### Given exercise
Quote the entries that follow exactly, leaving none out.

start

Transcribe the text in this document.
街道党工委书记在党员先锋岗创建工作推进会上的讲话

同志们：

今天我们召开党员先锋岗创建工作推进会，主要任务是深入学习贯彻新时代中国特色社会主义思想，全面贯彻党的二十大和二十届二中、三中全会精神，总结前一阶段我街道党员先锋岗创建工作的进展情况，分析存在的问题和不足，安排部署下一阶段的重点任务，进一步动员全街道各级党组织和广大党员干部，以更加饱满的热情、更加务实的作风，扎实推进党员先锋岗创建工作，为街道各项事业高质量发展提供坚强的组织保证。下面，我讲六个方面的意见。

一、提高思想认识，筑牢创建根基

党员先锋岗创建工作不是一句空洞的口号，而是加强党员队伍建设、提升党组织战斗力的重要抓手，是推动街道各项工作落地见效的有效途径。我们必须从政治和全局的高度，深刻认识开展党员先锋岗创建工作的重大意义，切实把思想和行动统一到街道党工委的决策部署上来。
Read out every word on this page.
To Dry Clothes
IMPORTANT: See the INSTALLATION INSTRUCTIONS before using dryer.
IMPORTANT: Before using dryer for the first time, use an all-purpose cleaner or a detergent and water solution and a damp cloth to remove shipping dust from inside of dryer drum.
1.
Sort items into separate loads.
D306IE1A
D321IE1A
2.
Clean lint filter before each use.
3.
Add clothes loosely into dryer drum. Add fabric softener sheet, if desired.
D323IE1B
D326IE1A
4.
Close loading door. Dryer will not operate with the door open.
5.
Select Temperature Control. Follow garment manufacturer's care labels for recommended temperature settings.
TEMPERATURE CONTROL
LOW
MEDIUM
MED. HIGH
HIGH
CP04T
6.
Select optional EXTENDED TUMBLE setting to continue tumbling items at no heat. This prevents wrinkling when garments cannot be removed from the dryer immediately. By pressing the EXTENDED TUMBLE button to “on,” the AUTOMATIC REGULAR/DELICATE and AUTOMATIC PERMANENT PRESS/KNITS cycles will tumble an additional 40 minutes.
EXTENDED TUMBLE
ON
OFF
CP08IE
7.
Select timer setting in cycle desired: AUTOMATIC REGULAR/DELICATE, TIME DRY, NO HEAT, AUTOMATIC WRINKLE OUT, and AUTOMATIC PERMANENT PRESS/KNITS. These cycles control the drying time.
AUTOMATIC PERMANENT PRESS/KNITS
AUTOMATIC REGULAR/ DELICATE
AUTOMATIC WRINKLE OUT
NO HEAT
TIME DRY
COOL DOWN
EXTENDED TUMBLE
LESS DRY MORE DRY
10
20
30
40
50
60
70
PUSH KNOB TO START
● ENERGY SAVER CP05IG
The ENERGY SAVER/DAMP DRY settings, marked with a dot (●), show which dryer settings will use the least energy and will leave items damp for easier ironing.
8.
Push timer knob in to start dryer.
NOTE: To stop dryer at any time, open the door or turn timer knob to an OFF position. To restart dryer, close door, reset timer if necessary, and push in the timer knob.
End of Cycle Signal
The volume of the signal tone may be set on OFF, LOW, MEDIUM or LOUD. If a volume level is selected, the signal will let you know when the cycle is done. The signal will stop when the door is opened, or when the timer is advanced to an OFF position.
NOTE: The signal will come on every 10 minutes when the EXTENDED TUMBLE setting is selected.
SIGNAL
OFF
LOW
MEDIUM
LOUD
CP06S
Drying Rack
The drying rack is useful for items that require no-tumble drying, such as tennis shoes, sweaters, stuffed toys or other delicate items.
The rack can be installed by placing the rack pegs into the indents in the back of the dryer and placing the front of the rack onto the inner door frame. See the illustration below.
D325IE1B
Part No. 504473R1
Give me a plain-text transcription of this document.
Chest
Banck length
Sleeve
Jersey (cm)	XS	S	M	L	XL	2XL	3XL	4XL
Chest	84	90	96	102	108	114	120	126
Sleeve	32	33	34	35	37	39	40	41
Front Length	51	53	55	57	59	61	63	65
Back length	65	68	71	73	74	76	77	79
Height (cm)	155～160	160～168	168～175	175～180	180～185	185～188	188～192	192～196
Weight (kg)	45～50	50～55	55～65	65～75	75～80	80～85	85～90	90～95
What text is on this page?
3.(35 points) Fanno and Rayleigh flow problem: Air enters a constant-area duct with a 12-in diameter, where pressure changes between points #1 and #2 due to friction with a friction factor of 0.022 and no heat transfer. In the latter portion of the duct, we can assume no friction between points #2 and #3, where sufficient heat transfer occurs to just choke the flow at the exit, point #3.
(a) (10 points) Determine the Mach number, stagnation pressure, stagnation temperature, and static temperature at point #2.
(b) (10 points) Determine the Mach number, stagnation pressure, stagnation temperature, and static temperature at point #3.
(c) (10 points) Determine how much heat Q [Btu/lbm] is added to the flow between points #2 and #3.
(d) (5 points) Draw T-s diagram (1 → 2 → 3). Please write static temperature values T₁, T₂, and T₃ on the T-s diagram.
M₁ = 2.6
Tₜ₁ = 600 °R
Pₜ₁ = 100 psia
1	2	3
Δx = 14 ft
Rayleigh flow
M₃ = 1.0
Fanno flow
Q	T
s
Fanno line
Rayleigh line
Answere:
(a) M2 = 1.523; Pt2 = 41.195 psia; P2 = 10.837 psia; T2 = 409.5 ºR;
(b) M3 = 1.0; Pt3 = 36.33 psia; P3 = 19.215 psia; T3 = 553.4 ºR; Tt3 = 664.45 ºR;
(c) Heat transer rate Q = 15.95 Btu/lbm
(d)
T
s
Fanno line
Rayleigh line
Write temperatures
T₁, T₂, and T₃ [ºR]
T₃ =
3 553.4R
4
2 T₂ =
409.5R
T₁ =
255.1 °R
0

end

### Task answer
Transcribe the text in this document.
街道党工委书记在党员先锋岗创建工作推进会上的讲话

同志们：

今天我们召开党员先锋岗创建工作推进会，主要任务是深入学习贯彻新时代中国特色社会主义思想，全面贯彻党的二十大和二十届二中、三中全会精神，总结前一阶段我街道党员先锋岗创建工作的进展情况，分析存在的问题和不足，安排部署下一阶段的重点任务，进一步动员全街道各级党组织和广大党员干部，以更加饱满的热情、更加务实的作风，扎实推进党员先锋岗创建工作，为街道各项事业高质量发展提供坚强的组织保证。下面，我讲六个方面的意见。

一、提高思想认识，筑牢创建根基

党员先锋岗创建工作不是一句空洞的口号，而是加强党员队伍建设、提升党组织战斗力的重要抓手，是推动街道各项工作落地见效的有效途径。我们必须从政治和全局的高度，深刻认识开展党员先锋岗创建工作的重大意义，切实把思想和行动统一到街道党工委的决策部署上来。
Read out every word on this page.
To Dry Clothes
IMPORTANT: See the INSTALLATION INSTRUCTIONS before using dryer.
IMPORTANT: Before using dryer for the first time, use an all-purpose cleaner or a detergent and water solution and a damp cloth to remove shipping dust from inside of dryer drum.
1.
Sort items into separate loads.
D306IE1A
D321IE1A
2.
Clean lint filter before each use.
3.
Add clothes loosely into dryer drum. Add fabric softener sheet, if desired.
D323IE1B
D326IE1A
4.
Close loading door. Dryer will not operate with the door open.
5.
Select Temperature Control. Follow garment manufacturer's care labels for recommended temperature settings.
TEMPERATURE CONTROL
LOW
MEDIUM
MED. HIGH
HIGH
CP04T
6.
Select optional EXTENDED TUMBLE setting to continue tumbling items at no heat. This prevents wrinkling when garments cannot be removed from the dryer immediately. By pressing the EXTENDED TUMBLE button to “on,” the AUTOMATIC REGULAR/DELICATE and AUTOMATIC PERMANENT PRESS/KNITS cycles will tumble an additional 40 minutes.
EXTENDED TUMBLE
ON
OFF
CP08IE
7.
Select timer setting in cycle desired: AUTOMATIC REGULAR/DELICATE, TIME DRY, NO HEAT, AUTOMATIC WRINKLE OUT, and AUTOMATIC PERMANENT PRESS/KNITS. These cycles control the drying time.
AUTOMATIC PERMANENT PRESS/KNITS
AUTOMATIC REGULAR/ DELICATE
AUTOMATIC WRINKLE OUT
NO HEAT
TIME DRY
COOL DOWN
EXTENDED TUMBLE
LESS DRY MORE DRY
10
20
30
40
50
60
70
PUSH KNOB TO START
● ENERGY SAVER CP05IG
The ENERGY SAVER/DAMP DRY settings, marked with a dot (●), show which dryer settings will use the least energy and will leave items damp for easier ironing.
8.
Push timer knob in to start dryer.
NOTE: To stop dryer at any time, open the door or turn timer knob to an OFF position. To restart dryer, close door, reset timer if necessary, and push in the timer knob.
End of Cycle Signal
The volume of the signal tone may be set on OFF, LOW, MEDIUM or LOUD. If a volume level is selected, the signal will let you know when the cycle is done. The signal will stop when the door is opened, or when the timer is advanced to an OFF position.
NOTE: The signal will come on every 10 minutes when the EXTENDED TUMBLE setting is selected.
SIGNAL
OFF
LOW
MEDIUM
LOUD
CP06S
Drying Rack
The drying rack is useful for items that require no-tumble drying, such as tennis shoes, sweaters, stuffed toys or other delicate items.
The rack can be installed by placing the rack pegs into the indents in the back of the dryer and placing the front of the rack onto the inner door frame. See the illustration below.
D325IE1B
Part No. 504473R1
Give me a plain-text transcription of this document.
Chest
Banck length
Sleeve
Jersey (cm)	XS	S	M	L	XL	2XL	3XL	4XL
Chest	84	90	96	102	108	114	120	126
Sleeve	32	33	34	35	37	39	40	41
Front Length	51	53	55	57	59	61	63	65
Back length	65	68	71	73	74	76	77	79
Height (cm)	155～160	160～168	168～175	175～180	180～185	185～188	188～192	192～196
Weight (kg)	45～50	50～55	55～65	65～75	75～80	80～85	85～90	90～95
What text is on this page?
3.(35 points) Fanno and Rayleigh flow problem: Air enters a constant-area duct with a 12-in diameter, where pressure changes between points #1 and #2 due to friction with a friction factor of 0.022 and no heat transfer. In the latter portion of the duct, we can assume no friction between points #2 and #3, where sufficient heat transfer occurs to just choke the flow at the exit, point #3.
(a) (10 points) Determine the Mach number, stagnation pressure, stagnation temperature, and static temperature at point #2.
(b) (10 points) Determine the Mach number, stagnation pressure, stagnation temperature, and static temperature at point #3.
(c) (10 points) Determine how much heat Q [Btu/lbm] is added to the flow between points #2 and #3.
(d) (5 points) Draw T-s diagram (1 → 2 → 3). Please write static temperature values T₁, T₂, and T₃ on the T-s diagram.
M₁ = 2.6
Tₜ₁ = 600 °R
Pₜ₁ = 100 psia
1	2	3
Δx = 14 ft
Rayleigh flow
M₃ = 1.0
Fanno flow
Q	T
s
Fanno line
Rayleigh line
Answere:
(a) M2 = 1.523; Pt2 = 41.195 psia; P2 = 10.837 psia; T2 = 409.5 ºR;
(b) M3 = 1.0; Pt3 = 36.33 psia; P3 = 19.215 psia; T3 = 553.4 ºR; Tt3 = 664.45 ºR;
(c) Heat transer rate Q = 15.95 Btu/lbm
(d)
T
s
Fanno line
Rayleigh line
Write temperatures
T₁, T₂, and T₃ [ºR]
T₃ =
3 553.4R
4
2 T₂ =
409.5R
T₁ =
255.1 °R
0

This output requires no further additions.